Wherever the string "Jupiter" appears in the listing, copy that line.

-- GIVEN INFORMATION --
----

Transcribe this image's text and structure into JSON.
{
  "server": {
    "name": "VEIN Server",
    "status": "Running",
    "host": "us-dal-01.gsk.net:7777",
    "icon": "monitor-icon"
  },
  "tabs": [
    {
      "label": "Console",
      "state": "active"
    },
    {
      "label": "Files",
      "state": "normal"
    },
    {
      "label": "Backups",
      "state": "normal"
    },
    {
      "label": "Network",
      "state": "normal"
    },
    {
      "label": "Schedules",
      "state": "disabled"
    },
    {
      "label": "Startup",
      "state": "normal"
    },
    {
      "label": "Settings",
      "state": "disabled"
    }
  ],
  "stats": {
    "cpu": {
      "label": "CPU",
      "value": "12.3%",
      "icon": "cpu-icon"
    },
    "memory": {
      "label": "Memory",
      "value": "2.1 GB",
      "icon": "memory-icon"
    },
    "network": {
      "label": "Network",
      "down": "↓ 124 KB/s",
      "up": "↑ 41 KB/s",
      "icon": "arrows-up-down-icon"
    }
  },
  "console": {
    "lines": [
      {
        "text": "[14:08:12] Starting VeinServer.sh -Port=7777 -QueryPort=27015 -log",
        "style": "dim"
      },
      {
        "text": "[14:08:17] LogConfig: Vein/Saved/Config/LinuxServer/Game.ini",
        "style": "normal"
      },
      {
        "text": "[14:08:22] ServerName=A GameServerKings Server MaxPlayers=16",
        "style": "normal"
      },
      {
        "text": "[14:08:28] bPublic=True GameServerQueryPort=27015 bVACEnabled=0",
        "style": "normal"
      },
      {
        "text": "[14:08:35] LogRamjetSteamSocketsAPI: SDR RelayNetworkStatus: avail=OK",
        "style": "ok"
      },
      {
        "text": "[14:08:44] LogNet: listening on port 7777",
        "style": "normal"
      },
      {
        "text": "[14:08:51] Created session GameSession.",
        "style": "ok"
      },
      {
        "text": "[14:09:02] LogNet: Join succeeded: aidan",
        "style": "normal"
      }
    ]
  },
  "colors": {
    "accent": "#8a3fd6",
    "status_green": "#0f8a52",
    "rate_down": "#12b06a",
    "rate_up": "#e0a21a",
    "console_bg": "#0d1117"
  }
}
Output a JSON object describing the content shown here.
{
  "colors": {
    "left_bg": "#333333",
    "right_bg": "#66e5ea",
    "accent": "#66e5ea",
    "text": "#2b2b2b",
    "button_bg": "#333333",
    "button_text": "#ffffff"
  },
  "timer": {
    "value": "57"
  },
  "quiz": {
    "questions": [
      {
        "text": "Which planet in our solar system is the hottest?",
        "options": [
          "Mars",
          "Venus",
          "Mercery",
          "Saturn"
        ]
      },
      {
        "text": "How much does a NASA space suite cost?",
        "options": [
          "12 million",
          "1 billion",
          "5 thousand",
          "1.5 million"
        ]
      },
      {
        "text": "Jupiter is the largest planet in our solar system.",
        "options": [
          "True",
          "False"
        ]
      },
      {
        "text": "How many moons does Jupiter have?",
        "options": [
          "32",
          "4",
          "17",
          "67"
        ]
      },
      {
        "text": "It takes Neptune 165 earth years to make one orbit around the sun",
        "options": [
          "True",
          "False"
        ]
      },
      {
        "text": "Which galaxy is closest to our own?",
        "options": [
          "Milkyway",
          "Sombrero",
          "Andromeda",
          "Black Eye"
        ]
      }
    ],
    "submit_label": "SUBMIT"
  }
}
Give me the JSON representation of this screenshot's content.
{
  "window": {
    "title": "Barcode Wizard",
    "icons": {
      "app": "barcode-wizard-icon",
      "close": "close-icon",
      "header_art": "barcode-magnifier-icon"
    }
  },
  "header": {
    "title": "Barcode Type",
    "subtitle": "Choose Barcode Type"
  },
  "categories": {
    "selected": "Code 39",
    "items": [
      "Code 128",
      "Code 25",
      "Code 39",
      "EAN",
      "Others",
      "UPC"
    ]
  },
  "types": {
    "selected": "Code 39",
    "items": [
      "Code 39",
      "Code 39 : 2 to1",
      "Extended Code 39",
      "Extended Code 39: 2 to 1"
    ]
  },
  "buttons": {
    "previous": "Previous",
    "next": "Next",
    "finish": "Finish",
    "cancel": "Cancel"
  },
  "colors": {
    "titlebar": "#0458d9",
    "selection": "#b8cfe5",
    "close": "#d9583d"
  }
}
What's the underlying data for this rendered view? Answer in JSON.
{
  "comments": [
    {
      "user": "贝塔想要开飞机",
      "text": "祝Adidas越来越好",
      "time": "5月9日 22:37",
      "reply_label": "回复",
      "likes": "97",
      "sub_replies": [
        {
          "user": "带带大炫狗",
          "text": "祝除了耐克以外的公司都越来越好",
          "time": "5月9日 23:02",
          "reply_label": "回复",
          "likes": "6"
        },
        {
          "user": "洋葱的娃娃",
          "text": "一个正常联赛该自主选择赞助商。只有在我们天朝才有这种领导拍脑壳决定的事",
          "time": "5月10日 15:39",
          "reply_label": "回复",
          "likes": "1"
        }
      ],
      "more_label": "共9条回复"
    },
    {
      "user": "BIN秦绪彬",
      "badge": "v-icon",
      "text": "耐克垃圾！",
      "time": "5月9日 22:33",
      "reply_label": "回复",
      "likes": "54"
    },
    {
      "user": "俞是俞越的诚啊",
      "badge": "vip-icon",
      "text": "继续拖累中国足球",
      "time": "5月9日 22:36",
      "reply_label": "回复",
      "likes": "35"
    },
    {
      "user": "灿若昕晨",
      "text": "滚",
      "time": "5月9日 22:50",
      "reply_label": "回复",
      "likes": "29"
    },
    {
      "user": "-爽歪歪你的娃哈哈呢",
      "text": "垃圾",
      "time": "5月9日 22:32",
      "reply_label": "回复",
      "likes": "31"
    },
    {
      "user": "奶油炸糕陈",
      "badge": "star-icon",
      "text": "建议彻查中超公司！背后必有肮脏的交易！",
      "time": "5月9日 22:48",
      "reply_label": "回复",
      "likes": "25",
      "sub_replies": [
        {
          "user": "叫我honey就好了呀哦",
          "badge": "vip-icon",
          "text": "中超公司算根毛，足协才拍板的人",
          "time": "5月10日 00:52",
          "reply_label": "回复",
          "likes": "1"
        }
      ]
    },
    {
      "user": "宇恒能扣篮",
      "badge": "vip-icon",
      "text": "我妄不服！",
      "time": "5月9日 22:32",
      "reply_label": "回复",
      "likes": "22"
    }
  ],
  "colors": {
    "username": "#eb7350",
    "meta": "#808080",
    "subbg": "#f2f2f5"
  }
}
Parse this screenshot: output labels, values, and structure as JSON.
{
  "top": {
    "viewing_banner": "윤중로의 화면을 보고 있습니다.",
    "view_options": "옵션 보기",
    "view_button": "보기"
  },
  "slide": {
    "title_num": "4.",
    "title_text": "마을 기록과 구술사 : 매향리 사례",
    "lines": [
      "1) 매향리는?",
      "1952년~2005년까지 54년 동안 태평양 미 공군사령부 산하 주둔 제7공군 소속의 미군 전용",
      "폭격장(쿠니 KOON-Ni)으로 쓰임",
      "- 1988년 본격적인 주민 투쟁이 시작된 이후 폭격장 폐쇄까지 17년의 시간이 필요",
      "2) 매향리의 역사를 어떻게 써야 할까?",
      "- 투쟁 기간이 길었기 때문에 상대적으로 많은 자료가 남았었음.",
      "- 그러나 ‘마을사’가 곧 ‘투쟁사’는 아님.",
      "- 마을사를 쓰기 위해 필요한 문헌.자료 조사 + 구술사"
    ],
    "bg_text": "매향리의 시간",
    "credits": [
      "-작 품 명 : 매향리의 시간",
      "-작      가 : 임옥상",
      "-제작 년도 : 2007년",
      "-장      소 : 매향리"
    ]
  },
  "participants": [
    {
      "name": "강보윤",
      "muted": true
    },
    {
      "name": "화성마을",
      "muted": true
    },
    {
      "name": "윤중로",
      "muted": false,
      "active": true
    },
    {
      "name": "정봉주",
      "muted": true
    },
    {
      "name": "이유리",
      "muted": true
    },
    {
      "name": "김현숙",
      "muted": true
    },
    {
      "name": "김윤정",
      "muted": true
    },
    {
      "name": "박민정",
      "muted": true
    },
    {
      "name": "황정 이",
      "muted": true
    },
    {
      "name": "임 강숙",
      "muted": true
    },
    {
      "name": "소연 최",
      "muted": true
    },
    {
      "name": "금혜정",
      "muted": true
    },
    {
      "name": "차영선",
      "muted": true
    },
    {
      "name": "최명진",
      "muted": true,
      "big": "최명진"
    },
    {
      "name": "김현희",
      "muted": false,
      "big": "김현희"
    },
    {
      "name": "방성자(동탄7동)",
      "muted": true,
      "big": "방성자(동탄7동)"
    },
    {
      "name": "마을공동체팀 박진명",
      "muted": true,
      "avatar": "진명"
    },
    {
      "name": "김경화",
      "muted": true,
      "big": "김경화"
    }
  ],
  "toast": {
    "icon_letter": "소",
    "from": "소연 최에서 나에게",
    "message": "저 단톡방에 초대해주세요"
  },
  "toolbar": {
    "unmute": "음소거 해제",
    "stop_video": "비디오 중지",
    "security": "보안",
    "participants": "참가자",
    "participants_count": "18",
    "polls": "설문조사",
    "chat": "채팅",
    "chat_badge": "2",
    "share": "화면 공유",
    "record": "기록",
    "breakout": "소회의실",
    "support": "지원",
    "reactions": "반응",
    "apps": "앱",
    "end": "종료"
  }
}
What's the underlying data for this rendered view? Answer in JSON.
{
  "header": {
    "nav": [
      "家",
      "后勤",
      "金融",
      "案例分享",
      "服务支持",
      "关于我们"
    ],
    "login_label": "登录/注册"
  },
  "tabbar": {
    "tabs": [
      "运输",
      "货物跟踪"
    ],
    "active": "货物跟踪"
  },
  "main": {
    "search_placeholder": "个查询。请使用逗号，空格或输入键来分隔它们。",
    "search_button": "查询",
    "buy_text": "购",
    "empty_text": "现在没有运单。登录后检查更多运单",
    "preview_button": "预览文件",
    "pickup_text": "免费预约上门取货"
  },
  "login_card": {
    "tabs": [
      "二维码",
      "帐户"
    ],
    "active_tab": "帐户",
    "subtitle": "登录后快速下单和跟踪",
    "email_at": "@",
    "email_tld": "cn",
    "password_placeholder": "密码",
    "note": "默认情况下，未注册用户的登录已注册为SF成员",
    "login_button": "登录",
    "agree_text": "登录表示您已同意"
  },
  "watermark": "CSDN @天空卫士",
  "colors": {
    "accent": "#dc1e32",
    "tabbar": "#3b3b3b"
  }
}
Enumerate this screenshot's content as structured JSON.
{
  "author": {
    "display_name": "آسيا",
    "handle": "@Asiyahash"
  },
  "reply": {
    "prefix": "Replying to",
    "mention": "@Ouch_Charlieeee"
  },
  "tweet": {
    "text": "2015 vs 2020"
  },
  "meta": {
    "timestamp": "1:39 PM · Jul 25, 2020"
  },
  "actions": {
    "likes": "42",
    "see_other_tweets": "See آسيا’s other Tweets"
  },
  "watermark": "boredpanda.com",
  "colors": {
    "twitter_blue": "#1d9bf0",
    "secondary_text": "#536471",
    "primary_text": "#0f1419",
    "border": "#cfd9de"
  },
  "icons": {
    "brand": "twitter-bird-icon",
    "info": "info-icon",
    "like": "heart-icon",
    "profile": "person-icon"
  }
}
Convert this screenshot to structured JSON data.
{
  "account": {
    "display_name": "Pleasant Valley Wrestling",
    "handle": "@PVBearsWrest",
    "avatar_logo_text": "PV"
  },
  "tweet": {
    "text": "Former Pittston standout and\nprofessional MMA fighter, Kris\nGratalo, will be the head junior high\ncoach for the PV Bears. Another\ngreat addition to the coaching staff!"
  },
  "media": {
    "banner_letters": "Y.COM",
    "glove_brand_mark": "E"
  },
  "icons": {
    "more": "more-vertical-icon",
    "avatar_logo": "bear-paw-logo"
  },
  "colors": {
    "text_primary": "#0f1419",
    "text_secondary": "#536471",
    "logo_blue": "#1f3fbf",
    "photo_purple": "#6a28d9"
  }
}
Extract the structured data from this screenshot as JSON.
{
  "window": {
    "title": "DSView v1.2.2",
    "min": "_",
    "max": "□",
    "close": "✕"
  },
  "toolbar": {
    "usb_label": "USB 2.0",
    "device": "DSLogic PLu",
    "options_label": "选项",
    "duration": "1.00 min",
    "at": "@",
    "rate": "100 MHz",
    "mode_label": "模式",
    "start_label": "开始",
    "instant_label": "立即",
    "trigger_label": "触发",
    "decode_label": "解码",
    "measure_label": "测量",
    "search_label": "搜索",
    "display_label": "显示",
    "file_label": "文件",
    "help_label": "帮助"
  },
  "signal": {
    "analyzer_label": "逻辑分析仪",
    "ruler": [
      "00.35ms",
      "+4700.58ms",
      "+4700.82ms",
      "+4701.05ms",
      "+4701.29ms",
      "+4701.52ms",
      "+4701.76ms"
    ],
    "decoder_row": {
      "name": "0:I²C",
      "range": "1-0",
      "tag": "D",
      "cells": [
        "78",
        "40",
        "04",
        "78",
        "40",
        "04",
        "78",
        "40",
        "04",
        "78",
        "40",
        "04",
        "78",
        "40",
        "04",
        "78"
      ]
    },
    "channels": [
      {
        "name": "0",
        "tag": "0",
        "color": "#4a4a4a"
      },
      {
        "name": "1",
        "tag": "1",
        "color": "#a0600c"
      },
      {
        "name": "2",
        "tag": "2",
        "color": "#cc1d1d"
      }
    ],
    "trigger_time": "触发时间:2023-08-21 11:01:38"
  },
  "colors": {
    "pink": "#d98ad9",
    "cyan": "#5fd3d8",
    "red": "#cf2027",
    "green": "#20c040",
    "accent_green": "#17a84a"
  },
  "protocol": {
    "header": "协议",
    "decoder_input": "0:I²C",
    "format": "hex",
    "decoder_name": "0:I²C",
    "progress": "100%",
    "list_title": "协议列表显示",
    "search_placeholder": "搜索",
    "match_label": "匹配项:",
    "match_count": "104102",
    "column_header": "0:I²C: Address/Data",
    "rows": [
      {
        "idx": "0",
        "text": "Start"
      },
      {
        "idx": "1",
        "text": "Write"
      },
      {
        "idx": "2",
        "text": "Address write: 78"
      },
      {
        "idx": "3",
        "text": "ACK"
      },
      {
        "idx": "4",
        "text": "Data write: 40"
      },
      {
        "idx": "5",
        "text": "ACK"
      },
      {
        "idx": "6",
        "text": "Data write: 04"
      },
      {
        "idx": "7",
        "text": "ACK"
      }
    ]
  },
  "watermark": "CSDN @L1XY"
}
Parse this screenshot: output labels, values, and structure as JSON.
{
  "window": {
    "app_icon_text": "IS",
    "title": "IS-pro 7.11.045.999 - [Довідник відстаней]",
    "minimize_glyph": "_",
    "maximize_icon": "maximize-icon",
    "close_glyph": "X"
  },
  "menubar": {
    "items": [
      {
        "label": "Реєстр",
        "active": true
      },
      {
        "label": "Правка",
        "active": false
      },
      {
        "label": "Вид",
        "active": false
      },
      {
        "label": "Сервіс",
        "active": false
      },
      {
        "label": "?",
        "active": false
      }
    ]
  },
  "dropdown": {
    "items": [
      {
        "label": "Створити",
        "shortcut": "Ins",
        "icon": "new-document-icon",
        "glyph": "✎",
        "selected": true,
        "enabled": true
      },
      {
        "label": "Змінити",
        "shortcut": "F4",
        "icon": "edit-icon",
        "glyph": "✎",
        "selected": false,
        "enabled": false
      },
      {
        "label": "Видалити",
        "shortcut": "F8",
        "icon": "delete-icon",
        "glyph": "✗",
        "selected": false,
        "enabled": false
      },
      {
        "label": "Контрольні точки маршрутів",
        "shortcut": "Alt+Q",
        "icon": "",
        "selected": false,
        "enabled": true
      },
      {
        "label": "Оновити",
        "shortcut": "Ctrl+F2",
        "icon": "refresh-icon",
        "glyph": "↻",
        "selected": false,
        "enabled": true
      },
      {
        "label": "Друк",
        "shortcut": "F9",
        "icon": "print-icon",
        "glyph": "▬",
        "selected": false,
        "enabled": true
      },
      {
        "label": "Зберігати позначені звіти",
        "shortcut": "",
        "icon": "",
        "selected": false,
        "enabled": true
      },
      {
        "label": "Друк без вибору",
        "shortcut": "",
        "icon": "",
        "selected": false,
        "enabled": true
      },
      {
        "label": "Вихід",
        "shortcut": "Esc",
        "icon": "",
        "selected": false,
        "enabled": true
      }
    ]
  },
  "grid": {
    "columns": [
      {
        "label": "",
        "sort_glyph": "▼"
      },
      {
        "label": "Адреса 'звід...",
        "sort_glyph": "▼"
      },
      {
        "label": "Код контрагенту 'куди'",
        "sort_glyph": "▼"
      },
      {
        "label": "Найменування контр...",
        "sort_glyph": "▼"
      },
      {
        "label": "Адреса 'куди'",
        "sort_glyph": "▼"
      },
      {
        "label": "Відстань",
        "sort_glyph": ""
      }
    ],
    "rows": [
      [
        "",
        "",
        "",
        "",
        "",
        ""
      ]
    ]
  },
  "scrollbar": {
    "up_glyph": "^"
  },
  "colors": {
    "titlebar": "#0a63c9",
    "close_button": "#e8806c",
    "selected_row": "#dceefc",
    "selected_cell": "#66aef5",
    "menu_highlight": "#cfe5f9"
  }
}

----

-- ANSWER TO THE TASK --
        "text": "Jupiter is the largest planet in our solar system.",
        "text": "How many moons does Jupiter have?",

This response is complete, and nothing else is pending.